## Exercise details
Write the material out again, line by line, exactly as it is.

»»

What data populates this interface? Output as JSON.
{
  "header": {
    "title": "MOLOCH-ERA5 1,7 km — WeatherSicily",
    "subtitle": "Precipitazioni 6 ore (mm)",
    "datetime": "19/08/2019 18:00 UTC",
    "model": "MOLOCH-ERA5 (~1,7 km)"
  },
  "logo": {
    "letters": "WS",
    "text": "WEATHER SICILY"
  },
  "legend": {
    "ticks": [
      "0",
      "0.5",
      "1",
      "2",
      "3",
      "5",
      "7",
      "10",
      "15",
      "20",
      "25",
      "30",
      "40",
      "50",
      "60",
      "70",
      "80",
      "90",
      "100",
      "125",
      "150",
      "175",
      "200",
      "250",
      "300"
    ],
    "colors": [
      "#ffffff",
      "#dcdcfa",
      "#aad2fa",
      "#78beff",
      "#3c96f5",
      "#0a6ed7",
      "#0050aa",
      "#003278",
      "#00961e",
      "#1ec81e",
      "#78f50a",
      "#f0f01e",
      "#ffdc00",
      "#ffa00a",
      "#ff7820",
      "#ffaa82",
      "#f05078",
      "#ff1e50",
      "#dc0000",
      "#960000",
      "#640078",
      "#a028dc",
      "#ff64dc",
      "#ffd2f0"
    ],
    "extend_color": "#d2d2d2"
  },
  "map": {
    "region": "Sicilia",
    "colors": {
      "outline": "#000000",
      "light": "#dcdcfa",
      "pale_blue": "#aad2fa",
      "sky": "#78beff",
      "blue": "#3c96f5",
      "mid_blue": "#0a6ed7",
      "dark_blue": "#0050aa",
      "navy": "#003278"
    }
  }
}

««

## Response to the exercise
What data populates this interface? Output as JSON.
{
  "header": {
    "title": "MOLOCH-ERA5 1,7 km — WeatherSicily",
    "subtitle": "Precipitazioni 6 ore (mm)",
    "datetime": "19/08/2019 18:00 UTC",
    "model": "MOLOCH-ERA5 (~1,7 km)"
  },
  "logo": {
    "letters": "WS",
    "text": "WEATHER SICILY"
  },
  "legend": {
    "ticks": [
      "0",
      "0.5",
      "1",
      "2",
      "3",
      "5",
      "7",
      "10",
      "15",
      "20",
      "25",
      "30",
      "40",
      "50",
      "60",
      "70",
      "80",
      "90",
      "100",
      "125",
      "150",
      "175",
      "200",
      "250",
      "300"
    ],
    "colors": [
      "#ffffff",
      "#dcdcfa",
      "#aad2fa",
      "#78beff",
      "#3c96f5",
      "#0a6ed7",
      "#0050aa",
      "#003278",
      "#00961e",
      "#1ec81e",
      "#78f50a",
      "#f0f01e",
      "#ffdc00",
      "#ffa00a",
      "#ff7820",
      "#ffaa82",
      "#f05078",
      "#ff1e50",
      "#dc0000",
      "#960000",
      "#640078",
      "#a028dc",
      "#ff64dc",
      "#ffd2f0"
    ],
    "extend_color": "#d2d2d2"
  },
  "map": {
    "region": "Sicilia",
    "colors": {
      "outline": "#000000",
      "light": "#dcdcfa",
      "pale_blue": "#aad2fa",
      "sky": "#78beff",
      "blue": "#3c96f5",
      "mid_blue": "#0a6ed7",
      "dark_blue": "#0050aa",
      "navy": "#003278"
    }
  }
}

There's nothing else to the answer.